_Exercise description_
Copy the data precisely, character for character, and leave out every picture.

_Records supplied_
━━━

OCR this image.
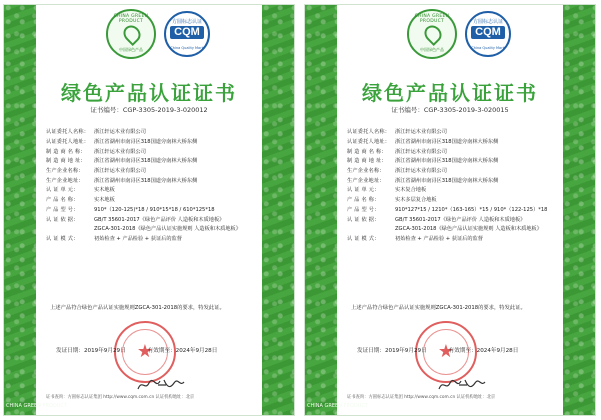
CHINA GREEN PRODUCT
CHINA GREEN PRODUCT
中国绿色产品
方圆标志认证
CQM
China Quality Mark
绿色产品认证证书
证书编号：CGP-3305-2019-3-020012
认证委托人名称： 浙江轩运木业有限公司
认证委托人地址： 浙江省湖州市南浔区318国道旁南林大桥东侧
制 造 商 名 称：	浙江轩运木业有限公司
制 造 商 地 址：	浙江省湖州市南浔区318国道旁南林大桥东侧
生产企业名称：	浙江轩运木业有限公司
生产企业地址：	浙江省湖州市南浔区318国道旁南林大桥东侧
认 证 单 元：	实木地板
产 品 名 称：	实木地板
产 品 型 号：	910*（120-125)*18 / 910*15*18 / 610*125*18
认 证 依 据：	GB/T 35601-2017《绿色产品评价 人造板和木质地板》
ZGCA-301-2018《绿色产品认证实施规则 人造板和木质地板》
认 证 模 式：	初始检查 + 产品检验 + 获证后的监督
上述产品符合绿色产品认证实施规则ZGCA-301-2018的要求，特发此证。
★
发证日期：2019年9月29日	有效期至：2024年9月28日
证书查询：方圆标志认证集团 http://www.cqm.com.cn 认证机构地址：北京
CHINA GREEN PRODUCT
CHINA GREEN PRODUCT
中国绿色产品
方圆标志认证
CQM
China Quality Mark
绿色产品认证证书
证书编号：CGP-3305-2019-3-020015
认证委托人名称： 浙江轩运木业有限公司
认证委托人地址： 浙江省湖州市南浔区318国道旁南林大桥东侧
制 造 商 名 称：	浙江轩运木业有限公司
制 造 商 地 址：	浙江省湖州市南浔区318国道旁南林大桥东侧
生产企业名称：	浙江轩运木业有限公司
生产企业地址：	浙江省湖州市南浔区318国道旁南林大桥东侧
认 证 单 元：	实木复合地板
产 品 名 称：	实木多层复合地板
产 品 型 号：	910*127*15 / 1210*（163-165）*15 / 910*（122-125）*18
认 证 依 据：	GB/T 35601-2017《绿色产品评价 人造板和木质地板》
ZGCA-301-2018《绿色产品认证实施规则 人造板和木质地板》
认 证 模 式：	初始检查 + 产品检验 + 获证后的监督
上述产品符合绿色产品认证实施规则ZGCA-301-2018的要求，特发此证。
★
发证日期：2019年9月29日	有效期至：2024年9月28日
证书查询：方圆标志认证集团 http://www.cqm.com.cn 认证机构地址：北京
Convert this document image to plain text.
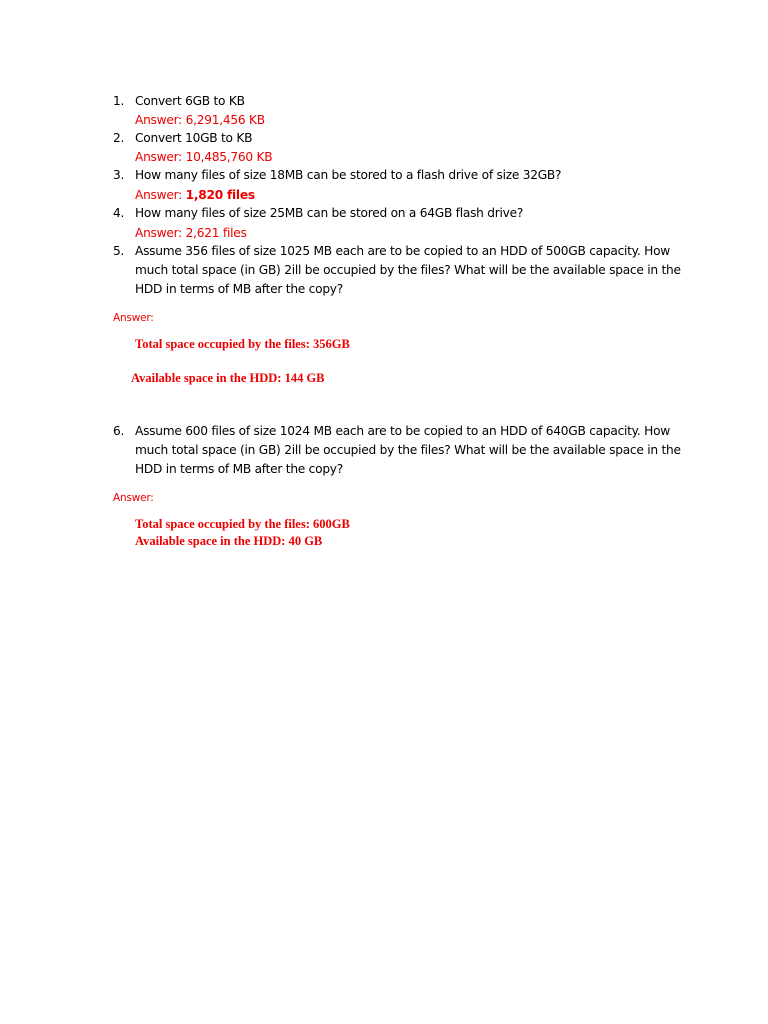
1. Convert 6GB to KB
Answer: 6,291,456 KB
2. Convert 10GB to KB
Answer: 10,485,760 KB
3. How many files of size 18MB can be stored to a flash drive of size 32GB?
Answer: 1,820 files
4. How many files of size 25MB can be stored on a 64GB flash drive?
Answer: 2,621 files
5. Assume 356 files of size 1025 MB each are to be copied to an HDD of 500GB capacity. How much total space (in GB) 2ill be occupied by the files? What will be the available space in the HDD in terms of MB after the copy?
Answer:
Total space occupied by the files: 356GB
Available space in the HDD: 144 GB
6. Assume 600 files of size 1024 MB each are to be copied to an HDD of 640GB capacity. How much total space (in GB) 2ill be occupied by the files? What will be the available space in the HDD in terms of MB after the copy?
Answer:
Total space occupied by the files: 600GB
Available space in the HDD: 40 GB
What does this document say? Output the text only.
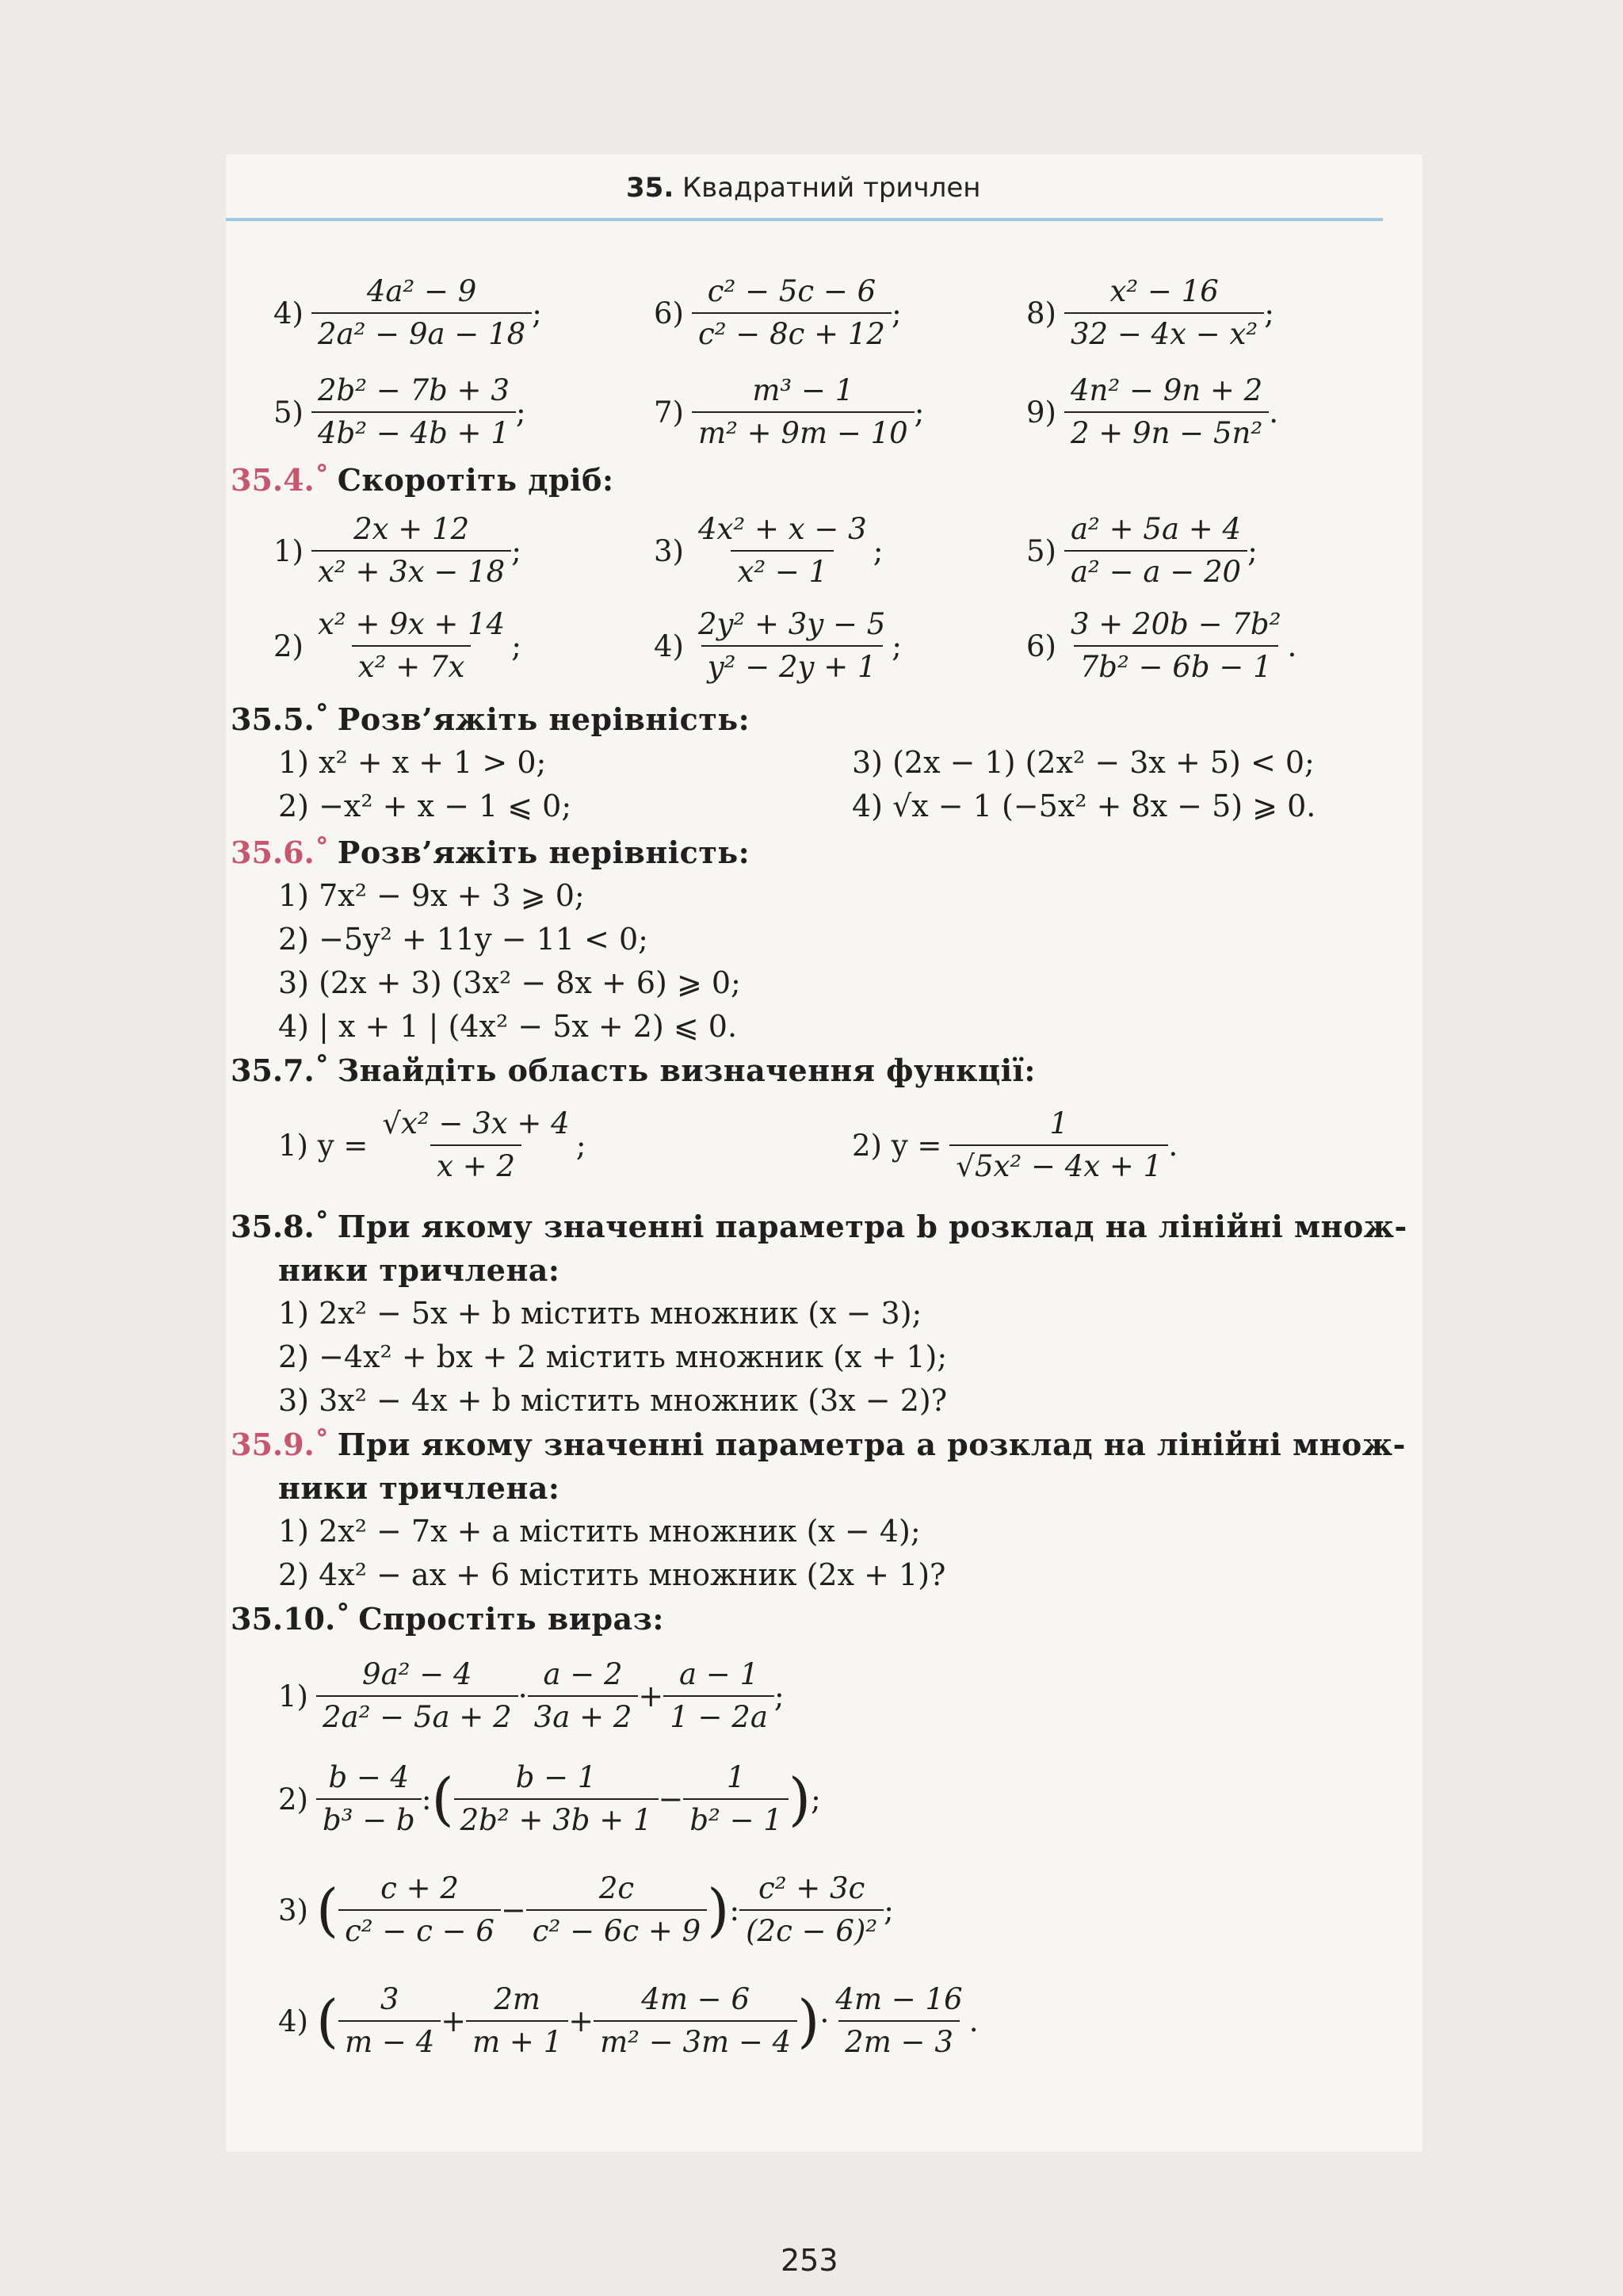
35. Квадратний тричлен
$4) \frac{\text{4a² − 9}}{\text{2a² − 9a − 18}}$ ;	$6) \frac{\text{c² − 5c − 6}}{\text{c² − 8c + 12}}$ ;	$8) \frac{\text{x² − 16}}{\text{32 − 4x − x²}}$ ;
$5) \frac{\text{2b² − 7b + 3}}{\text{4b² − 4b + 1}}$ ;	$7) \frac{\text{m³ − 1}}{\text{m² + 9m − 10}}$ ;	$9) \frac{\text{4n² − 9n + 2}}{\text{2 + 9n − 5n²}}$ .
35.4.˚ Скоротіть дріб:
$1) \frac{2x + 12}{\text{x² + 3x − 18}}$ ;	$3) \frac{\text{4x² + x − 3}}{\text{x² − 1}}$ ;	$5) \frac{\text{a² + 5a + 4}}{\text{a² − a − 20}}$ ;
$2) \frac{\text{x² + 9x + 14}}{\text{x² + 7x}}$ ;	$4) \frac{\text{2y² + 3y − 5}}{\text{y² − 2y + 1}}$ ;	$6) \frac{\text{3 + 20b − 7b²}}{\text{7b² − 6b − 1}}$ .
35.5.˚ Розв’яжіть нерівність:
1) x² + x + 1 > 0;	3) (2x − 1) (2x² − 3x + 5) < 0;
2) −x² + x − 1 ⩽ 0;	4) √x − 1 (−5x² + 8x − 5) ⩾ 0.
35.6.˚ Розв’яжіть нерівність:
1) 7x² − 9x + 3 ⩾ 0;
2) −5y² + 11y − 11 < 0;
3) (2x + 3) (3x² − 8x + 6) ⩾ 0;
4) | x + 1 | (4x² − 5x + 2) ⩽ 0.
35.7.˚ Знайдіть область визначення функції:
1) $y = \frac{\text{√x² − 3x + 4}}{x + 2}$ ;	2) $y = \frac{1}{\text{√5x² − 4x + 1}}$ .
35.8.˚ При якому значенні параметра b розклад на лінійні множ-
ники тричлена:
1) 2x² − 5x + b містить множник (x − 3);
2) −4x² + bx + 2 містить множник (x + 1);
3) 3x² − 4x + b містить множник (3x − 2)?
35.9.˚ При якому значенні параметра a розклад на лінійні множ-
ники тричлена:
1) 2x² − 7x + a містить множник (x − 4);
2) 4x² − ax + 6 містить множник (2x + 1)?
35.10.˚ Спростіть вираз:
$1) \frac{\text{9a² − 4}}{\text{2a² − 5a + 2}} \cdot \frac{a - 2}{3a + 2} + \frac{a - 1}{1 - 2a}$ ;
$2) \frac{b - 4}{\text{b³ − b}}$ : ( $\frac{b - 1}{\text{2b² + 3b + 1}} - \frac{1}{\text{b² − 1}}$ ) ;
3) ( $\frac{c + 2}{\text{c² − c − 6}} - \frac{2c}{\text{c² − 6c + 9}}$ ) : $\frac{\text{c² + 3c}}{\text{(2c − 6)²}}$ ;
4) ( $\frac{3}{m - 4} + \frac{2m}{m + 1} + \frac{4m - 6}{\text{m² − 3m − 4}}$ ) · $\frac{4m - 16}{2m - 3}$ .
253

━━━

_Written solution_
OCR this image.
CHINA GREEN PRODUCT
CHINA GREEN PRODUCT
中国绿色产品
方圆标志认证
CQM
China Quality Mark
绿色产品认证证书
证书编号：CGP-3305-2019-3-020012
认证委托人名称： 浙江轩运木业有限公司
认证委托人地址： 浙江省湖州市南浔区318国道旁南林大桥东侧
制 造 商 名 称：	浙江轩运木业有限公司
制 造 商 地 址：	浙江省湖州市南浔区318国道旁南林大桥东侧
生产企业名称：	浙江轩运木业有限公司
生产企业地址：	浙江省湖州市南浔区318国道旁南林大桥东侧
认 证 单 元：	实木地板
产 品 名 称：	实木地板
产 品 型 号：	910*（120-125)*18 / 910*15*18 / 610*125*18
认 证 依 据：	GB/T 35601-2017《绿色产品评价 人造板和木质地板》
ZGCA-301-2018《绿色产品认证实施规则 人造板和木质地板》
认 证 模 式：	初始检查 + 产品检验 + 获证后的监督
上述产品符合绿色产品认证实施规则ZGCA-301-2018的要求，特发此证。
★
发证日期：2019年9月29日	有效期至：2024年9月28日
证书查询：方圆标志认证集团 http://www.cqm.com.cn 认证机构地址：北京
CHINA GREEN PRODUCT
CHINA GREEN PRODUCT
中国绿色产品
方圆标志认证
CQM
China Quality Mark
绿色产品认证证书
证书编号：CGP-3305-2019-3-020015
认证委托人名称： 浙江轩运木业有限公司
认证委托人地址： 浙江省湖州市南浔区318国道旁南林大桥东侧
制 造 商 名 称：	浙江轩运木业有限公司
制 造 商 地 址：	浙江省湖州市南浔区318国道旁南林大桥东侧
生产企业名称：	浙江轩运木业有限公司
生产企业地址：	浙江省湖州市南浔区318国道旁南林大桥东侧
认 证 单 元：	实木复合地板
产 品 名 称：	实木多层复合地板
产 品 型 号：	910*127*15 / 1210*（163-165）*15 / 910*（122-125）*18
认 证 依 据：	GB/T 35601-2017《绿色产品评价 人造板和木质地板》
ZGCA-301-2018《绿色产品认证实施规则 人造板和木质地板》
认 证 模 式：	初始检查 + 产品检验 + 获证后的监督
上述产品符合绿色产品认证实施规则ZGCA-301-2018的要求，特发此证。
★
发证日期：2019年9月29日	有效期至：2024年9月28日
证书查询：方圆标志认证集团 http://www.cqm.com.cn 认证机构地址：北京
Convert this document image to plain text.
1. Convert 6GB to KB
Answer: 6,291,456 KB
2. Convert 10GB to KB
Answer: 10,485,760 KB
3. How many files of size 18MB can be stored to a flash drive of size 32GB?
Answer: 1,820 files
4. How many files of size 25MB can be stored on a 64GB flash drive?
Answer: 2,621 files
5. Assume 356 files of size 1025 MB each are to be copied to an HDD of 500GB capacity. How much total space (in GB) 2ill be occupied by the files? What will be the available space in the HDD in terms of MB after the copy?
Answer:
Total space occupied by the files: 356GB
Available space in the HDD: 144 GB
6. Assume 600 files of size 1024 MB each are to be copied to an HDD of 640GB capacity. How much total space (in GB) 2ill be occupied by the files? What will be the available space in the HDD in terms of MB after the copy?
Answer:
Total space occupied by the files: 600GB
Available space in the HDD: 40 GB
What does this document say? Output the text only.
35. Квадратний тричлен
$4) \frac{\text{4a² − 9}}{\text{2a² − 9a − 18}}$ ;	$6) \frac{\text{c² − 5c − 6}}{\text{c² − 8c + 12}}$ ;	$8) \frac{\text{x² − 16}}{\text{32 − 4x − x²}}$ ;
$5) \frac{\text{2b² − 7b + 3}}{\text{4b² − 4b + 1}}$ ;	$7) \frac{\text{m³ − 1}}{\text{m² + 9m − 10}}$ ;	$9) \frac{\text{4n² − 9n + 2}}{\text{2 + 9n − 5n²}}$ .
35.4.˚ Скоротіть дріб:
$1) \frac{2x + 12}{\text{x² + 3x − 18}}$ ;	$3) \frac{\text{4x² + x − 3}}{\text{x² − 1}}$ ;	$5) \frac{\text{a² + 5a + 4}}{\text{a² − a − 20}}$ ;
$2) \frac{\text{x² + 9x + 14}}{\text{x² + 7x}}$ ;	$4) \frac{\text{2y² + 3y − 5}}{\text{y² − 2y + 1}}$ ;	$6) \frac{\text{3 + 20b − 7b²}}{\text{7b² − 6b − 1}}$ .
35.5.˚ Розв’яжіть нерівність:
1) x² + x + 1 > 0;	3) (2x − 1) (2x² − 3x + 5) < 0;
2) −x² + x − 1 ⩽ 0;	4) √x − 1 (−5x² + 8x − 5) ⩾ 0.
35.6.˚ Розв’яжіть нерівність:
1) 7x² − 9x + 3 ⩾ 0;
2) −5y² + 11y − 11 < 0;
3) (2x + 3) (3x² − 8x + 6) ⩾ 0;
4) | x + 1 | (4x² − 5x + 2) ⩽ 0.
35.7.˚ Знайдіть область визначення функції:
1) $y = \frac{\text{√x² − 3x + 4}}{x + 2}$ ;	2) $y = \frac{1}{\text{√5x² − 4x + 1}}$ .
35.8.˚ При якому значенні параметра b розклад на лінійні множ-
ники тричлена:
1) 2x² − 5x + b містить множник (x − 3);
2) −4x² + bx + 2 містить множник (x + 1);
3) 3x² − 4x + b містить множник (3x − 2)?
35.9.˚ При якому значенні параметра a розклад на лінійні множ-
ники тричлена:
1) 2x² − 7x + a містить множник (x − 4);
2) 4x² − ax + 6 містить множник (2x + 1)?
35.10.˚ Спростіть вираз:
$1) \frac{\text{9a² − 4}}{\text{2a² − 5a + 2}} \cdot \frac{a - 2}{3a + 2} + \frac{a - 1}{1 - 2a}$ ;
$2) \frac{b - 4}{\text{b³ − b}}$ : ( $\frac{b - 1}{\text{2b² + 3b + 1}} - \frac{1}{\text{b² − 1}}$ ) ;
3) ( $\frac{c + 2}{\text{c² − c − 6}} - \frac{2c}{\text{c² − 6c + 9}}$ ) : $\frac{\text{c² + 3c}}{\text{(2c − 6)²}}$ ;
4) ( $\frac{3}{m - 4} + \frac{2m}{m + 1} + \frac{4m - 6}{\text{m² − 3m − 4}}$ ) · $\frac{4m - 16}{2m - 3}$ .
253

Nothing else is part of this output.